● **Exercise**
Every line with the string "title" should be gathered.

● **Supplied data**
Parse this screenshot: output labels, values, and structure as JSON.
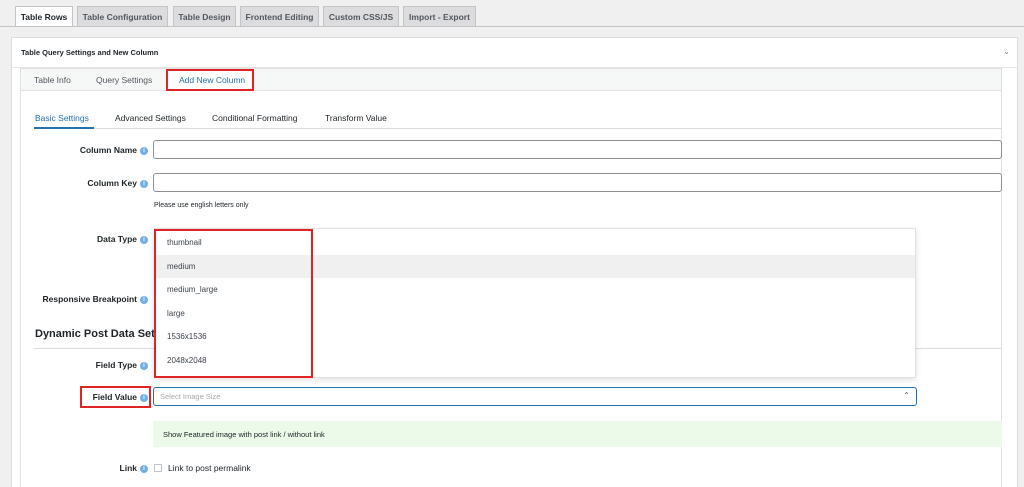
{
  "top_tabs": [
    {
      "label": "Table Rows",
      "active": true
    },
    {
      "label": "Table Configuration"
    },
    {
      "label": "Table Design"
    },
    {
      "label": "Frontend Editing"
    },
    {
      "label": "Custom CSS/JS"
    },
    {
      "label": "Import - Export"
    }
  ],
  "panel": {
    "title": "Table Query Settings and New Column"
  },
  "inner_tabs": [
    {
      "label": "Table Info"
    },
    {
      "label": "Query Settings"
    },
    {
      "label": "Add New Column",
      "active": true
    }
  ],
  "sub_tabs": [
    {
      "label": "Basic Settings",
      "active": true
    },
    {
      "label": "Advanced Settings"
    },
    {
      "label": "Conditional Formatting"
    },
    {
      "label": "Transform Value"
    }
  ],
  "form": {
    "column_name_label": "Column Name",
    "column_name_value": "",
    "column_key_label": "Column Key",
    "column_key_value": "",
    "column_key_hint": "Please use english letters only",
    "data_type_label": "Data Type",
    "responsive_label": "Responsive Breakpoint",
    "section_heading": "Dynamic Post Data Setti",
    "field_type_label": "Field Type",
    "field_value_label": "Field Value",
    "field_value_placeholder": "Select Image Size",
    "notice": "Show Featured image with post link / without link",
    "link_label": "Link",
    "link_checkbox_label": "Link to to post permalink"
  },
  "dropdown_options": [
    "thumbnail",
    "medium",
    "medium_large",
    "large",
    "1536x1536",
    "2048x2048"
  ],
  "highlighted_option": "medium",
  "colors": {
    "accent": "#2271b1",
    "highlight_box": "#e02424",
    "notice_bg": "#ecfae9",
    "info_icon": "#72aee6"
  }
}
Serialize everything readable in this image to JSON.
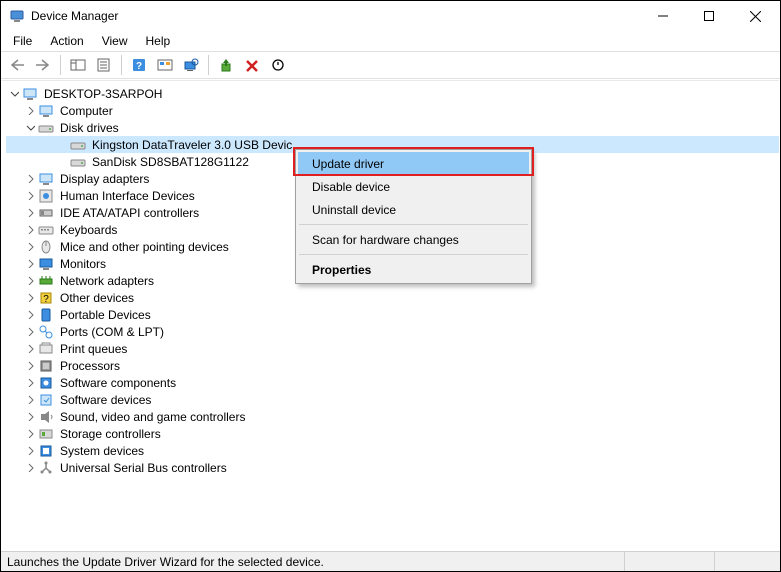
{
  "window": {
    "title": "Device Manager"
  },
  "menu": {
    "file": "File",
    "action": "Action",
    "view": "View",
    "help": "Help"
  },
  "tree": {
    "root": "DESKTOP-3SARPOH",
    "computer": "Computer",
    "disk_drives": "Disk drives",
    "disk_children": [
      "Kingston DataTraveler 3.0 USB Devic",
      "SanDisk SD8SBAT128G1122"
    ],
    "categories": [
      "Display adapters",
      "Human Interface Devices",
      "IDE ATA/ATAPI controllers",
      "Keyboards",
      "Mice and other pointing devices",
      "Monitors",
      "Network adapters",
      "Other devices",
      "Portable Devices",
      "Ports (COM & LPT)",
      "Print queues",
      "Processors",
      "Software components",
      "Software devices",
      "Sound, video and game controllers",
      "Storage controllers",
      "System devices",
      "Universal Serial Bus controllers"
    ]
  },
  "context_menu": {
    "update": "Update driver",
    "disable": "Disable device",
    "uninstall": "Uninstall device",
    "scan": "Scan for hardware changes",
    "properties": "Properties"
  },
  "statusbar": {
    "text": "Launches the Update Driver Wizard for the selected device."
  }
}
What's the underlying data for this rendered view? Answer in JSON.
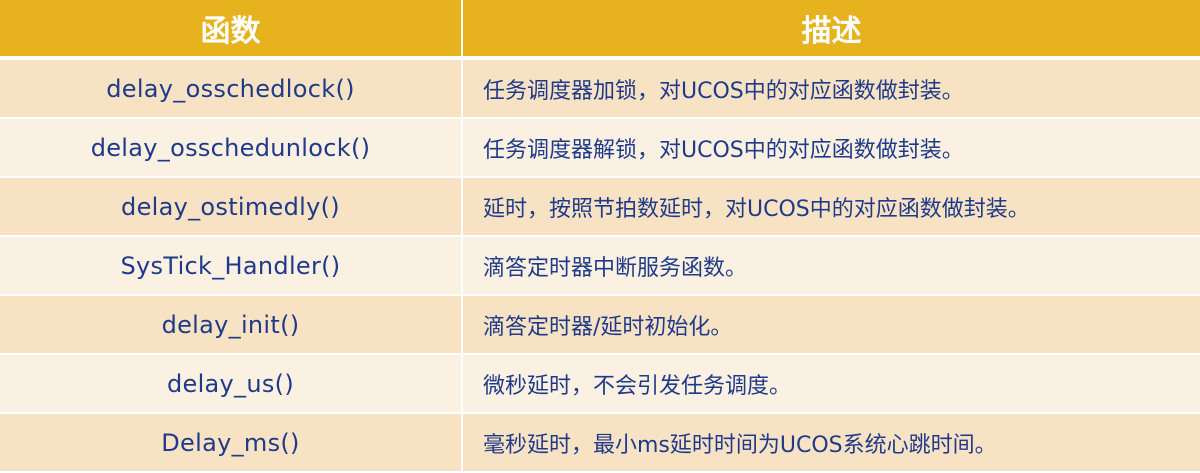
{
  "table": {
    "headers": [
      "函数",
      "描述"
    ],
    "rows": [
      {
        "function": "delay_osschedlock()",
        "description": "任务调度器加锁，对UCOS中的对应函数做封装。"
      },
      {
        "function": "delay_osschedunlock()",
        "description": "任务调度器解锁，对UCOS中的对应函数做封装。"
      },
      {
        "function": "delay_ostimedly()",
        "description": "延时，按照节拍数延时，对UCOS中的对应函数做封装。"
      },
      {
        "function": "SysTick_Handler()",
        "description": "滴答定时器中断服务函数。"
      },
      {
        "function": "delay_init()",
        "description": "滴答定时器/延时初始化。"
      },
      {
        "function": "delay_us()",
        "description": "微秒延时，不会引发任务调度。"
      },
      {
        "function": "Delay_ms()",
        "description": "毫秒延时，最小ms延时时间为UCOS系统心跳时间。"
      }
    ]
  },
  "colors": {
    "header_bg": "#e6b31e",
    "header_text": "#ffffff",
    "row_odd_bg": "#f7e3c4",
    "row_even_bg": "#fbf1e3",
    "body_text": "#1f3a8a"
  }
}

● **Response below**
    "title": "Table Query Settings and New Column"
    "title": "Device Manager"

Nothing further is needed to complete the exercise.